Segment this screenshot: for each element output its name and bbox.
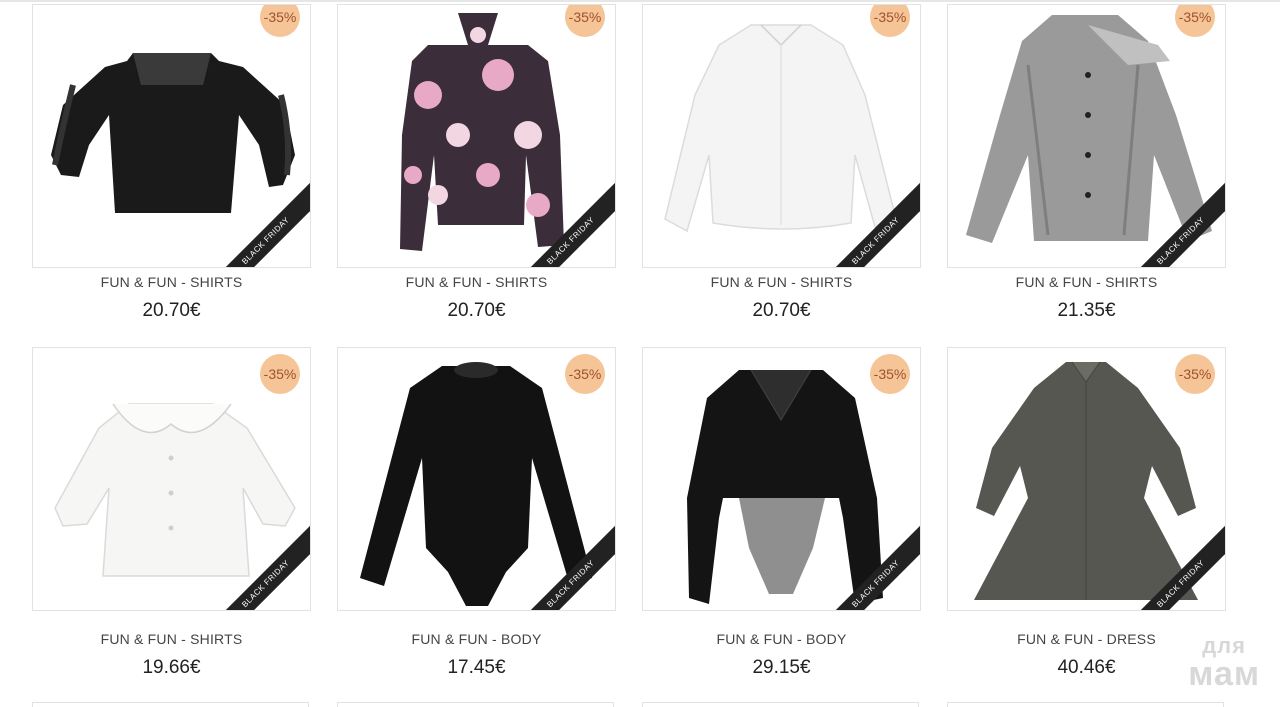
top-divider	[0, 0, 1280, 2]
discount-badge: -35%	[565, 354, 605, 394]
ribbon-container: BLACK FRIDAY	[820, 510, 920, 610]
product-image[interactable]: -35% BLACK FRIDAY	[337, 4, 616, 268]
product-title[interactable]: FUN & FUN - BODY	[642, 631, 921, 647]
product-price: 40.46€	[1057, 657, 1116, 678]
product-image[interactable]: -35% BLACK FRIDAY	[337, 347, 616, 611]
product-card[interactable]: -35% BLACK FRIDAY FUN & FUN - SHIRTS 20.…	[337, 4, 616, 349]
watermark-line1: для	[1202, 633, 1246, 658]
product-card[interactable]: -35% BLACK FRIDAY FUN & FUN - SHIRTS 21.…	[947, 4, 1226, 349]
product-image[interactable]: -35% BLACK FRIDAY	[642, 347, 921, 611]
product-image[interactable]: -35% BLACK FRIDAY	[642, 4, 921, 268]
product-card[interactable]: -35% BLACK FRIDAY FUN & FUN - SHIRTS 20.…	[32, 4, 311, 349]
product-title[interactable]: FUN & FUN - SHIRTS	[32, 274, 311, 290]
product-card[interactable]: -35% BLACK FRIDAY FUN & FUN - SHIRTS 20.…	[642, 4, 921, 349]
ribbon-container: BLACK FRIDAY	[820, 167, 920, 267]
product-title[interactable]: FUN & FUN - SHIRTS	[337, 274, 616, 290]
product-price: 20.70€	[142, 300, 201, 321]
product-price: 29.15€	[752, 657, 811, 678]
ribbon-container: BLACK FRIDAY	[515, 167, 615, 267]
product-card[interactable]: -35% BLACK FRIDAY FUN & FUN - BODY 29.15…	[642, 347, 921, 692]
watermark-line2: мам	[1188, 655, 1260, 693]
discount-badge: -35%	[260, 354, 300, 394]
product-card-edge[interactable]	[947, 702, 1224, 707]
black-friday-ribbon: BLACK FRIDAY	[515, 520, 615, 610]
product-card[interactable]: -35% BLACK FRIDAY FUN & FUN - DRESS 40.4…	[947, 347, 1226, 692]
product-price: 21.35€	[1057, 300, 1116, 321]
black-friday-ribbon: BLACK FRIDAY	[515, 177, 615, 267]
product-card[interactable]: -35% BLACK FRIDAY FUN & FUN - SHIRTS 19.…	[32, 347, 311, 692]
ribbon-container: BLACK FRIDAY	[515, 510, 615, 610]
discount-badge: -35%	[1175, 354, 1215, 394]
black-friday-ribbon: BLACK FRIDAY	[1125, 520, 1225, 610]
product-image[interactable]: -35% BLACK FRIDAY	[947, 347, 1226, 611]
product-image[interactable]: -35% BLACK FRIDAY	[32, 4, 311, 268]
product-image[interactable]: -35% BLACK FRIDAY	[947, 4, 1226, 268]
product-card[interactable]: -35% BLACK FRIDAY FUN & FUN - BODY 17.45…	[337, 347, 616, 692]
product-title[interactable]: FUN & FUN - SHIRTS	[32, 631, 311, 647]
ribbon-container: BLACK FRIDAY	[1125, 510, 1225, 610]
black-friday-ribbon: BLACK FRIDAY	[820, 177, 920, 267]
discount-badge: -35%	[870, 354, 910, 394]
ribbon-container: BLACK FRIDAY	[210, 167, 310, 267]
product-title[interactable]: FUN & FUN - DRESS	[947, 631, 1226, 647]
watermark-logo: для мам	[1188, 633, 1260, 693]
product-price: 20.70€	[752, 300, 811, 321]
product-card-edge[interactable]	[337, 702, 614, 707]
product-title[interactable]: FUN & FUN - BODY	[337, 631, 616, 647]
product-card-edge[interactable]	[642, 702, 919, 707]
product-card-edge[interactable]	[32, 702, 309, 707]
product-title[interactable]: FUN & FUN - SHIRTS	[642, 274, 921, 290]
next-row-cards	[32, 702, 1228, 707]
ribbon-container: BLACK FRIDAY	[210, 510, 310, 610]
black-friday-ribbon: BLACK FRIDAY	[820, 520, 920, 610]
ribbon-container: BLACK FRIDAY	[1125, 167, 1225, 267]
product-image[interactable]: -35% BLACK FRIDAY	[32, 347, 311, 611]
black-friday-ribbon: BLACK FRIDAY	[210, 520, 310, 610]
product-title[interactable]: FUN & FUN - SHIRTS	[947, 274, 1226, 290]
black-friday-ribbon: BLACK FRIDAY	[210, 177, 310, 267]
product-price: 17.45€	[447, 657, 506, 678]
product-price: 20.70€	[447, 300, 506, 321]
black-friday-ribbon: BLACK FRIDAY	[1125, 177, 1225, 267]
product-price: 19.66€	[142, 657, 201, 678]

——

Repeat every line of the entries above word for word, omitting the picture.

Segment this screenshot: for each element output its name and bbox.
top-divider	[0, 0, 1280, 2]
discount-badge: -35%	[565, 354, 605, 394]
ribbon-container: BLACK FRIDAY	[820, 510, 920, 610]
product-image[interactable]: -35% BLACK FRIDAY	[337, 4, 616, 268]
product-title[interactable]: FUN & FUN - BODY	[642, 631, 921, 647]
product-price: 40.46€	[1057, 657, 1116, 678]
product-image[interactable]: -35% BLACK FRIDAY	[337, 347, 616, 611]
product-card[interactable]: -35% BLACK FRIDAY FUN & FUN - SHIRTS 20.…	[337, 4, 616, 349]
watermark-line1: для	[1202, 633, 1246, 658]
product-card[interactable]: -35% BLACK FRIDAY FUN & FUN - SHIRTS 21.…	[947, 4, 1226, 349]
product-image[interactable]: -35% BLACK FRIDAY	[642, 347, 921, 611]
product-image[interactable]: -35% BLACK FRIDAY	[642, 4, 921, 268]
product-card[interactable]: -35% BLACK FRIDAY FUN & FUN - SHIRTS 20.…	[32, 4, 311, 349]
product-title[interactable]: FUN & FUN - SHIRTS	[32, 274, 311, 290]
product-card[interactable]: -35% BLACK FRIDAY FUN & FUN - SHIRTS 20.…	[642, 4, 921, 349]
ribbon-container: BLACK FRIDAY	[820, 167, 920, 267]
product-title[interactable]: FUN & FUN - SHIRTS	[337, 274, 616, 290]
product-price: 20.70€	[142, 300, 201, 321]
product-price: 29.15€	[752, 657, 811, 678]
ribbon-container: BLACK FRIDAY	[515, 167, 615, 267]
product-card[interactable]: -35% BLACK FRIDAY FUN & FUN - BODY 29.15…	[642, 347, 921, 692]
watermark-line2: мам	[1188, 655, 1260, 693]
discount-badge: -35%	[260, 354, 300, 394]
product-card-edge[interactable]	[947, 702, 1224, 707]
black-friday-ribbon: BLACK FRIDAY	[515, 520, 615, 610]
product-card[interactable]: -35% BLACK FRIDAY FUN & FUN - DRESS 40.4…	[947, 347, 1226, 692]
product-price: 21.35€	[1057, 300, 1116, 321]
black-friday-ribbon: BLACK FRIDAY	[515, 177, 615, 267]
product-card[interactable]: -35% BLACK FRIDAY FUN & FUN - SHIRTS 19.…	[32, 347, 311, 692]
ribbon-container: BLACK FRIDAY	[515, 510, 615, 610]
discount-badge: -35%	[1175, 354, 1215, 394]
black-friday-ribbon: BLACK FRIDAY	[1125, 520, 1225, 610]
product-image[interactable]: -35% BLACK FRIDAY	[947, 347, 1226, 611]
product-image[interactable]: -35% BLACK FRIDAY	[32, 4, 311, 268]
product-image[interactable]: -35% BLACK FRIDAY	[947, 4, 1226, 268]
product-card[interactable]: -35% BLACK FRIDAY FUN & FUN - BODY 17.45…	[337, 347, 616, 692]
product-title[interactable]: FUN & FUN - SHIRTS	[32, 631, 311, 647]
ribbon-container: BLACK FRIDAY	[1125, 510, 1225, 610]
black-friday-ribbon: BLACK FRIDAY	[820, 177, 920, 267]
discount-badge: -35%	[870, 354, 910, 394]
ribbon-container: BLACK FRIDAY	[210, 167, 310, 267]
product-title[interactable]: FUN & FUN - DRESS	[947, 631, 1226, 647]
watermark-logo: для мам	[1188, 633, 1260, 693]
product-price: 20.70€	[752, 300, 811, 321]
product-card-edge[interactable]	[337, 702, 614, 707]
product-title[interactable]: FUN & FUN - BODY	[337, 631, 616, 647]
product-card-edge[interactable]	[642, 702, 919, 707]
product-card-edge[interactable]	[32, 702, 309, 707]
product-title[interactable]: FUN & FUN - SHIRTS	[642, 274, 921, 290]
next-row-cards	[32, 702, 1228, 707]
ribbon-container: BLACK FRIDAY	[210, 510, 310, 610]
black-friday-ribbon: BLACK FRIDAY	[820, 520, 920, 610]
ribbon-container: BLACK FRIDAY	[1125, 167, 1225, 267]
product-image[interactable]: -35% BLACK FRIDAY	[32, 347, 311, 611]
black-friday-ribbon: BLACK FRIDAY	[210, 520, 310, 610]
product-title[interactable]: FUN & FUN - SHIRTS	[947, 274, 1226, 290]
black-friday-ribbon: BLACK FRIDAY	[210, 177, 310, 267]
product-price: 17.45€	[447, 657, 506, 678]
product-price: 20.70€	[447, 300, 506, 321]
black-friday-ribbon: BLACK FRIDAY	[1125, 177, 1225, 267]
product-price: 19.66€	[142, 657, 201, 678]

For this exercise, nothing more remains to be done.